++++ DATA RECORDS

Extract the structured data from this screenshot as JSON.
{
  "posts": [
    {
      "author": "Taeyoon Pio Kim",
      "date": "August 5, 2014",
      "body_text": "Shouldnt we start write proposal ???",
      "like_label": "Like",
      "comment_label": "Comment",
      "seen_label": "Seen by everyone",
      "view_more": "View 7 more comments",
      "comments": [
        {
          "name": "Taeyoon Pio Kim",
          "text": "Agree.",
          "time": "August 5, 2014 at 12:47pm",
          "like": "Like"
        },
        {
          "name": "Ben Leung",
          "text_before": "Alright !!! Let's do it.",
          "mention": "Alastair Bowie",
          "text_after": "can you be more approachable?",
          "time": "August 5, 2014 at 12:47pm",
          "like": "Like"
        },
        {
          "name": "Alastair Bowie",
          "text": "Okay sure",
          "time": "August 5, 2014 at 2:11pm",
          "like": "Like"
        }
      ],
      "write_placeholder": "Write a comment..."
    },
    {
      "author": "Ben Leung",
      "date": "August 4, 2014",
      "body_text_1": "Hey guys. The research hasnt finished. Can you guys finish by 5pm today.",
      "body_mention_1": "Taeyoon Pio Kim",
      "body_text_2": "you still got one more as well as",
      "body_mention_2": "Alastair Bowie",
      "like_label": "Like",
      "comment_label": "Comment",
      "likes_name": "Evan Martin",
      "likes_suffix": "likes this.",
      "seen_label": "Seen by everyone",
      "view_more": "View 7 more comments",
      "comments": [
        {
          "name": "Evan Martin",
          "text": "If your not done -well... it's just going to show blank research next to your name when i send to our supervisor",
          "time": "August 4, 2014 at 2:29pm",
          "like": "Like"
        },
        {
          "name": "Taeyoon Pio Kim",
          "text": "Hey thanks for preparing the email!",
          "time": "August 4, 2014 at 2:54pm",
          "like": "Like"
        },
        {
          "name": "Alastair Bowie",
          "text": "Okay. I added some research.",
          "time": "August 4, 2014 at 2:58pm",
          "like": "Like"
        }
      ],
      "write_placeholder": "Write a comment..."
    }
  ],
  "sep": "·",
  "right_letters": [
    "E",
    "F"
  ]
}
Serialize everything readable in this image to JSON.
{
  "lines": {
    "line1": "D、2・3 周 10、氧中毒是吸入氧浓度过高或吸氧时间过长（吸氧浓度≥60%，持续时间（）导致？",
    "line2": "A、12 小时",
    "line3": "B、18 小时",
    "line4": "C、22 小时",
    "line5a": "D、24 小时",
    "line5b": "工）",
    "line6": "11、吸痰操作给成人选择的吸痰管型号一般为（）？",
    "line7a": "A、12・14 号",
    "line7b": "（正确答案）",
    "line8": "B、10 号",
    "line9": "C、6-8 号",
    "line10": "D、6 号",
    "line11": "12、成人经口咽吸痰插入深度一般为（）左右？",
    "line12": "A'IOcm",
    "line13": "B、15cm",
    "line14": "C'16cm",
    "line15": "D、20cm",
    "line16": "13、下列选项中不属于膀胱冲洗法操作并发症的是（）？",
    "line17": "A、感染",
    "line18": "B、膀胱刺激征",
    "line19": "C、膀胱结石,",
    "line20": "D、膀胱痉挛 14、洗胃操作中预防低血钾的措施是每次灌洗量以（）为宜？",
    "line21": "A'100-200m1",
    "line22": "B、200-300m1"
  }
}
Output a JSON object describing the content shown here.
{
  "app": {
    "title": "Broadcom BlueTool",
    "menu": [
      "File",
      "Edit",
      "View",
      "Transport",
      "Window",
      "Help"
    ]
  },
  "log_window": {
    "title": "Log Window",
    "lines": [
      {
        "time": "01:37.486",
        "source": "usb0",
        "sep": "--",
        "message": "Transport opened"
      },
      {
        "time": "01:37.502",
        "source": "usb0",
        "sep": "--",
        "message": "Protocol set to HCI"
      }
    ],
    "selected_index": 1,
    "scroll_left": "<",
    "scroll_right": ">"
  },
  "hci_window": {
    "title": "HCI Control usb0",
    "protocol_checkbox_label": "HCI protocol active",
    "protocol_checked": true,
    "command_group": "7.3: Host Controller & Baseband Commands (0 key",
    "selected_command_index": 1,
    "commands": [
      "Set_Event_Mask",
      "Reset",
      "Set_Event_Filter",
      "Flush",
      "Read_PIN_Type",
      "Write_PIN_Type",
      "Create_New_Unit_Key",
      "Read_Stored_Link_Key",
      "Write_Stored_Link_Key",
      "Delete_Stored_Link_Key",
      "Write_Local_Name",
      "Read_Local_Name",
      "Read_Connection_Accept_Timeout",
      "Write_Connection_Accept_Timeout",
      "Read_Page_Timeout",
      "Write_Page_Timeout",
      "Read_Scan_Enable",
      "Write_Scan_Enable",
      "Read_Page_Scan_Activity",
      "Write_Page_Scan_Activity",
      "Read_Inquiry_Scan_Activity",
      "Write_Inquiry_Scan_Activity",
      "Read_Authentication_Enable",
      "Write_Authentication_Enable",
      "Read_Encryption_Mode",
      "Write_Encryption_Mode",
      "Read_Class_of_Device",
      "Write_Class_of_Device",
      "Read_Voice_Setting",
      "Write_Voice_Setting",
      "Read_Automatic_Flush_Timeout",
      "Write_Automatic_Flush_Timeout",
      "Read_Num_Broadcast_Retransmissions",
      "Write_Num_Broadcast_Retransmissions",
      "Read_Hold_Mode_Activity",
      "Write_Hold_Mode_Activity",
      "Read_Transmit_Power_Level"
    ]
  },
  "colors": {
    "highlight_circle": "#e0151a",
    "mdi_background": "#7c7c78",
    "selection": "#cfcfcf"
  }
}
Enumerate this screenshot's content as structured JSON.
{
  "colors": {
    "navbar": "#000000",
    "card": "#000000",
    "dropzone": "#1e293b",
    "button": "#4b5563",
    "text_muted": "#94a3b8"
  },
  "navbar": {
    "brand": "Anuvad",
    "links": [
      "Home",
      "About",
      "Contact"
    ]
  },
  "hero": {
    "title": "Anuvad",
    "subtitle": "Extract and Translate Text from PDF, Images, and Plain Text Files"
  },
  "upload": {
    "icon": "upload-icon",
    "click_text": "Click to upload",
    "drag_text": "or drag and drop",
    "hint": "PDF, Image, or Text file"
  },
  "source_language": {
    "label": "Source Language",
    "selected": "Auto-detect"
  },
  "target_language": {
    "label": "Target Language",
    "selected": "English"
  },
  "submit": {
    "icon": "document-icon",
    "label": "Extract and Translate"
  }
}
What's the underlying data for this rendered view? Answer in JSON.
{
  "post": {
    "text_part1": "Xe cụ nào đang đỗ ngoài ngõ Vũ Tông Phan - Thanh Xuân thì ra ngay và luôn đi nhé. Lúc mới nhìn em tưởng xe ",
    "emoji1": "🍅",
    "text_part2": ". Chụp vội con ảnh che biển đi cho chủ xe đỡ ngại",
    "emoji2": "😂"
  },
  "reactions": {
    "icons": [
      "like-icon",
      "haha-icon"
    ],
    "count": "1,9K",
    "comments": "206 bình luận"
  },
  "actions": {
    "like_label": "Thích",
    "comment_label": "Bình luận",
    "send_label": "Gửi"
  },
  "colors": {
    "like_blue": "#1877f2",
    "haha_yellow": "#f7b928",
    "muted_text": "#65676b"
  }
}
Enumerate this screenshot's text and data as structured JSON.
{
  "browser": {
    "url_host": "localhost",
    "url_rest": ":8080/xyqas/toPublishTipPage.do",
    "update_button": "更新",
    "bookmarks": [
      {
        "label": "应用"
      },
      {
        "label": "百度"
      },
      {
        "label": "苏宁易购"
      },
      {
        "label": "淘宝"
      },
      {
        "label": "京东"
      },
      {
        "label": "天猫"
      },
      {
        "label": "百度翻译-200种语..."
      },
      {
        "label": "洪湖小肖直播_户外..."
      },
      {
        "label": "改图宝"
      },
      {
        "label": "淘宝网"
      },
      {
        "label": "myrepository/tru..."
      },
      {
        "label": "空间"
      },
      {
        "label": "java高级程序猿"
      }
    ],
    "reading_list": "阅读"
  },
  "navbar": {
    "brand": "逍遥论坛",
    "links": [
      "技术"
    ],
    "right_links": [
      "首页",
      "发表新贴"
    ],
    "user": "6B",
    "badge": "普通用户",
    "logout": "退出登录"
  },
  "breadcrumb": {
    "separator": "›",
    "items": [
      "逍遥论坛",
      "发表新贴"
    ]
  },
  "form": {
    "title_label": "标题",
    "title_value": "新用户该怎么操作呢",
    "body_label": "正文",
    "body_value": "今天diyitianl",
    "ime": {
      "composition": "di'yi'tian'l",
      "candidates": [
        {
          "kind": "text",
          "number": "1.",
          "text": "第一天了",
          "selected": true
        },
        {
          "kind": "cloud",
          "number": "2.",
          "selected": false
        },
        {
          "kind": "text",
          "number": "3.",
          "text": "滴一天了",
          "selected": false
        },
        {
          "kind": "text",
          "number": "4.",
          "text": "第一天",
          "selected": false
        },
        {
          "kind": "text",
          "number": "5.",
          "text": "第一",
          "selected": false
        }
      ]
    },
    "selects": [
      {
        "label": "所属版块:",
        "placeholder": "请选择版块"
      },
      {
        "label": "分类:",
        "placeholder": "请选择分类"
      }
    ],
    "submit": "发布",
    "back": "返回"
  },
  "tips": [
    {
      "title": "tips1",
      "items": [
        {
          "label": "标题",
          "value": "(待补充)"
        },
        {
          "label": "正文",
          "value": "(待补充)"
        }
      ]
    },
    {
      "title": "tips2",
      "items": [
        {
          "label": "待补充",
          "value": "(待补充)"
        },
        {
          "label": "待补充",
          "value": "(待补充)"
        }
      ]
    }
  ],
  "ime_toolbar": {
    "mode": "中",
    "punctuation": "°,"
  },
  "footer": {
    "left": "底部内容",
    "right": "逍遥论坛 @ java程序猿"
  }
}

++++++++

--- PROBLEM TO SOLVE ---
Provide the number of lines containing the string "true", with no other output.

--- RESPONSE FOR THIS EXERCISE ---
2